**What is needed:**
Transcribe the listing in full, excluding any pictures.

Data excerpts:

**********

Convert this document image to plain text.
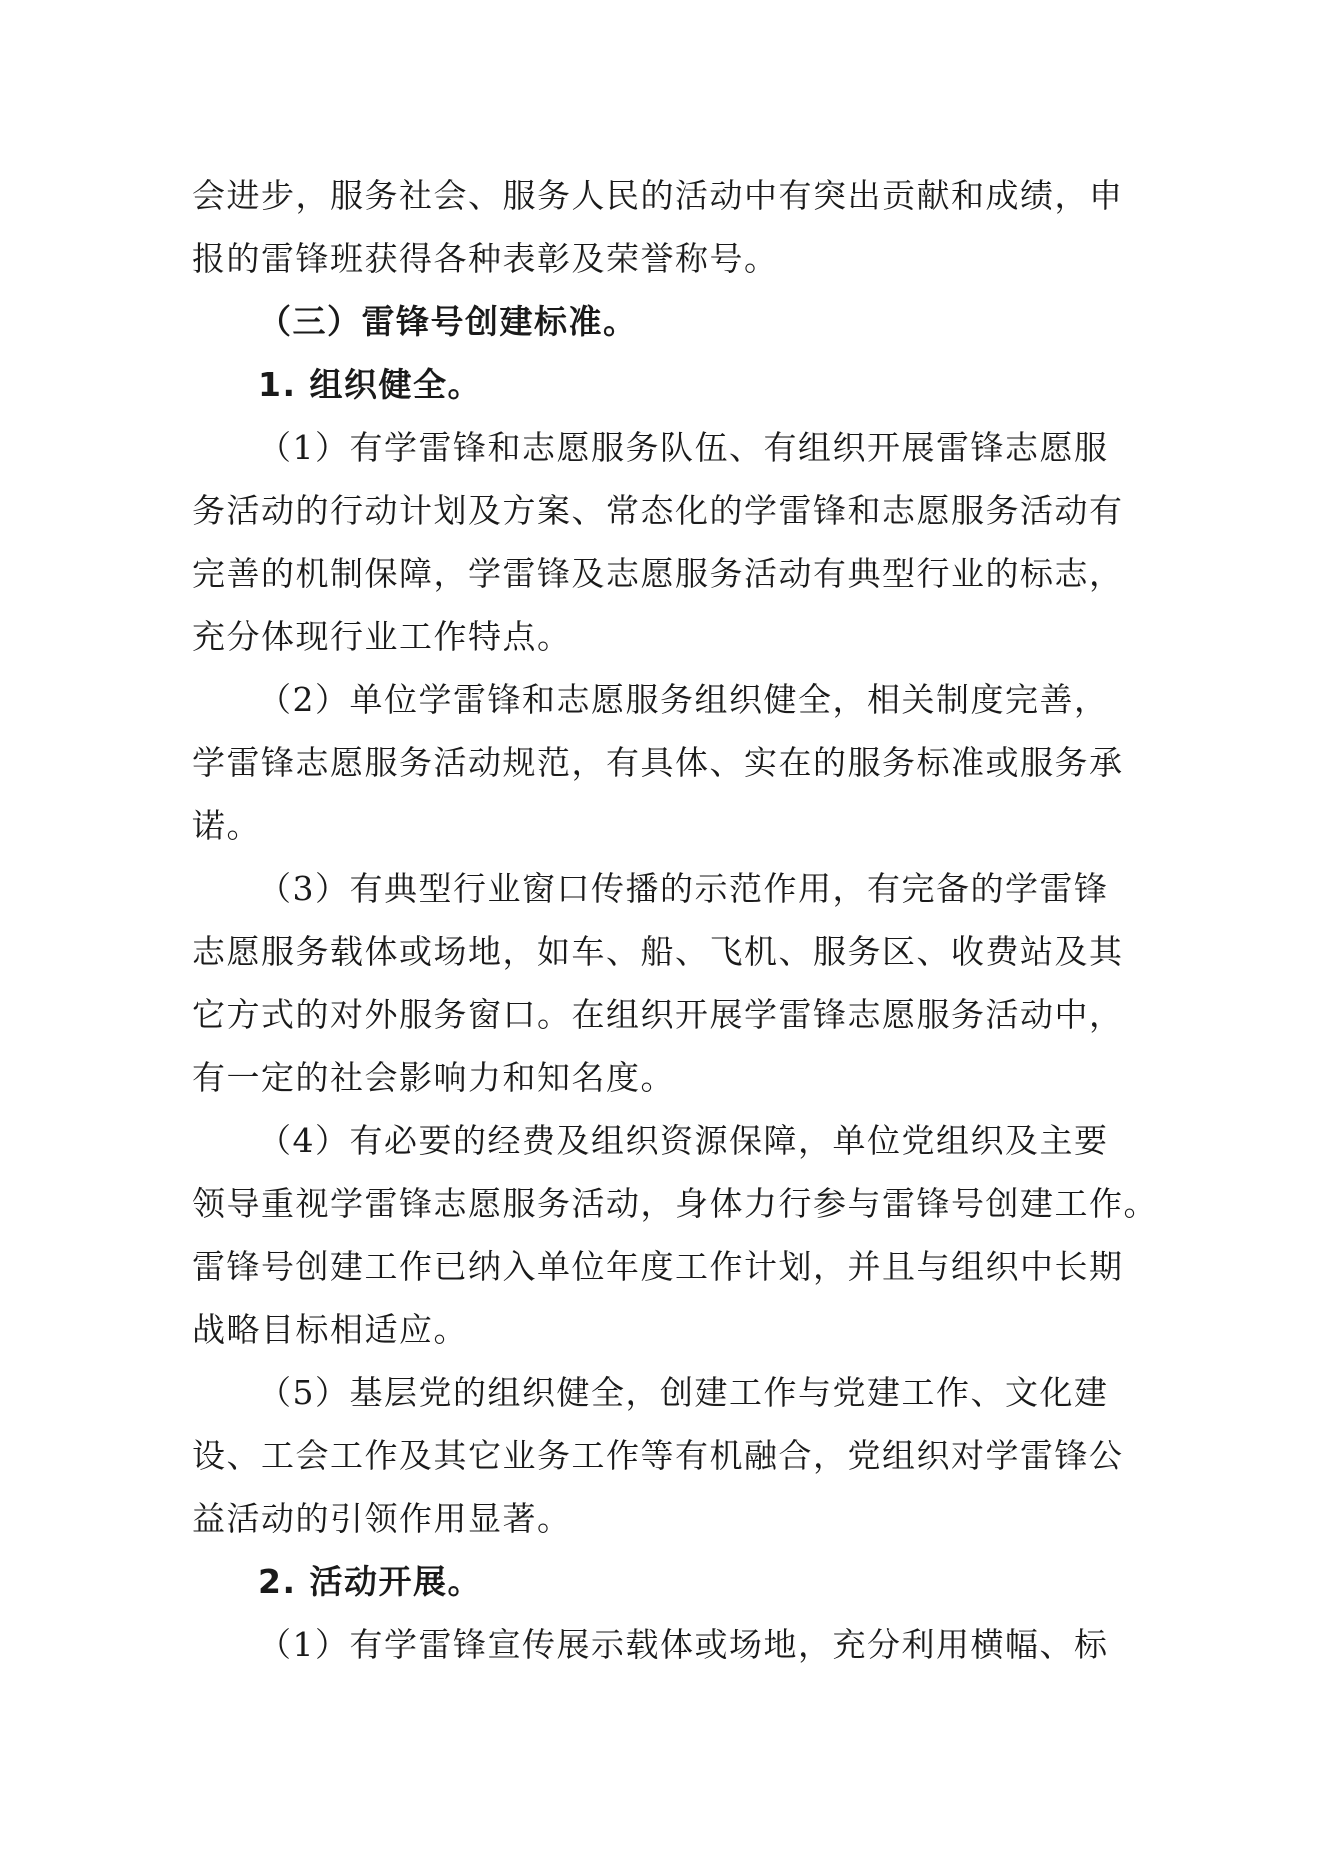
会进步，服务社会、服务人民的活动中有突出贡献和成绩，申
报的雷锋班获得各种表彰及荣誉称号。
（三）雷锋号创建标准。
1. 组织健全。
（1）有学雷锋和志愿服务队伍、有组织开展雷锋志愿服
务活动的行动计划及方案、常态化的学雷锋和志愿服务活动有
完善的机制保障，学雷锋及志愿服务活动有典型行业的标志，
充分体现行业工作特点。
（2）单位学雷锋和志愿服务组织健全，相关制度完善，
学雷锋志愿服务活动规范，有具体、实在的服务标准或服务承
诺。
（3）有典型行业窗口传播的示范作用，有完备的学雷锋
志愿服务载体或场地，如车、船、飞机、服务区、收费站及其
它方式的对外服务窗口。在组织开展学雷锋志愿服务活动中，
有一定的社会影响力和知名度。
（4）有必要的经费及组织资源保障，单位党组织及主要
领导重视学雷锋志愿服务活动，身体力行参与雷锋号创建工作。
雷锋号创建工作已纳入单位年度工作计划，并且与组织中长期
战略目标相适应。
（5）基层党的组织健全，创建工作与党建工作、文化建
设、工会工作及其它业务工作等有机融合，党组织对学雷锋公
益活动的引领作用显著。
2. 活动开展。
（1）有学雷锋宣传展示载体或场地，充分利用横幅、标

**********

**Solution to the exercise:**
Convert this document image to plain text.
会进步，服务社会、服务人民的活动中有突出贡献和成绩，申
报的雷锋班获得各种表彰及荣誉称号。
（三）雷锋号创建标准。
1. 组织健全。
（1）有学雷锋和志愿服务队伍、有组织开展雷锋志愿服
务活动的行动计划及方案、常态化的学雷锋和志愿服务活动有
完善的机制保障，学雷锋及志愿服务活动有典型行业的标志，
充分体现行业工作特点。
（2）单位学雷锋和志愿服务组织健全，相关制度完善，
学雷锋志愿服务活动规范，有具体、实在的服务标准或服务承
诺。
（3）有典型行业窗口传播的示范作用，有完备的学雷锋
志愿服务载体或场地，如车、船、飞机、服务区、收费站及其
它方式的对外服务窗口。在组织开展学雷锋志愿服务活动中，
有一定的社会影响力和知名度。
（4）有必要的经费及组织资源保障，单位党组织及主要
领导重视学雷锋志愿服务活动，身体力行参与雷锋号创建工作。
雷锋号创建工作已纳入单位年度工作计划，并且与组织中长期
战略目标相适应。
（5）基层党的组织健全，创建工作与党建工作、文化建
设、工会工作及其它业务工作等有机融合，党组织对学雷锋公
益活动的引领作用显著。
2. 活动开展。
（1）有学雷锋宣传展示载体或场地，充分利用横幅、标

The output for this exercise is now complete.